• [What you have to do]
Locate each of the rows below that contains the string "Register" and copy those rows in full.

• [Listed records]
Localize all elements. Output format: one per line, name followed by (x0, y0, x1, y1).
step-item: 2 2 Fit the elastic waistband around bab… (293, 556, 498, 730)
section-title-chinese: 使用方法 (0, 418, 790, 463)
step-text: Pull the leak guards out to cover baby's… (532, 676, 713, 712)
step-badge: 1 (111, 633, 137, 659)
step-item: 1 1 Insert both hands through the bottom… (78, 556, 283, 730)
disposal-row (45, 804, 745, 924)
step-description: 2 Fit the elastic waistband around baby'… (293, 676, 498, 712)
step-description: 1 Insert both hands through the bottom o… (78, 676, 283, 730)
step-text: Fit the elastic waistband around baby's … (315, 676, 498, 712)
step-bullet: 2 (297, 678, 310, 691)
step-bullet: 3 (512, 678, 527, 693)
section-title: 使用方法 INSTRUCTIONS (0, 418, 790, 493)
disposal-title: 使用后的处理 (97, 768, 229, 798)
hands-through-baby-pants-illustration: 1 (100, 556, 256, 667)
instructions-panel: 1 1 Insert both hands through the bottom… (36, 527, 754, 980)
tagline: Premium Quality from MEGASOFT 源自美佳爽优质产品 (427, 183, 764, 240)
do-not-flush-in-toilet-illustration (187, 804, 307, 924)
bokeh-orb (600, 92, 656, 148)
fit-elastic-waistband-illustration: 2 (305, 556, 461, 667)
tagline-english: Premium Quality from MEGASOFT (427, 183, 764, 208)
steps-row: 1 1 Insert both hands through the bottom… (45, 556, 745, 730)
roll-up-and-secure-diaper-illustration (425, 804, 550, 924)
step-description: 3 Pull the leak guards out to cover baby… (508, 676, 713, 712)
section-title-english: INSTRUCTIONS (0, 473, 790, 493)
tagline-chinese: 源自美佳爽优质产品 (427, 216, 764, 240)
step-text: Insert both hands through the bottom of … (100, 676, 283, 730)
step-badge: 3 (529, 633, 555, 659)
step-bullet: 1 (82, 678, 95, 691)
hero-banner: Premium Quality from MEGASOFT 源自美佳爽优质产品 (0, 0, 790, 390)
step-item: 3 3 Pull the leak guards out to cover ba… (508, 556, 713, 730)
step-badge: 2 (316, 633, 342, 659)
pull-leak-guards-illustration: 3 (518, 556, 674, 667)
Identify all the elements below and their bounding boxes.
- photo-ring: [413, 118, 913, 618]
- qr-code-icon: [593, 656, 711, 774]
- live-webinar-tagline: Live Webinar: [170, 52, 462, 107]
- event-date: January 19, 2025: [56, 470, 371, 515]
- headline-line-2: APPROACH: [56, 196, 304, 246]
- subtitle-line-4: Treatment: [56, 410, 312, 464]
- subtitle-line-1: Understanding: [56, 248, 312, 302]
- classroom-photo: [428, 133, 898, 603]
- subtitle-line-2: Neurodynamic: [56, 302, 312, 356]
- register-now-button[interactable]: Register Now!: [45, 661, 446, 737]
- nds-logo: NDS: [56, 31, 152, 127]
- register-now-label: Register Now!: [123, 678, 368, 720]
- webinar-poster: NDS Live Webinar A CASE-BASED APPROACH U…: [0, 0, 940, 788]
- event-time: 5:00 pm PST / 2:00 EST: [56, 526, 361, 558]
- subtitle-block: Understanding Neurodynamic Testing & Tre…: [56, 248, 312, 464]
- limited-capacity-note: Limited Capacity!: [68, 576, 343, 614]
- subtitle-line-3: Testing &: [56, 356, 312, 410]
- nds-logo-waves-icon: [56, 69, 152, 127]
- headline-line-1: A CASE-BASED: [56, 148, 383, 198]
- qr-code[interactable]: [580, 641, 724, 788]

• [In response]
- register-now-button[interactable]: Register Now!: [45, 661, 446, 737]
- register-now-label: Register Now!: [123, 678, 368, 720]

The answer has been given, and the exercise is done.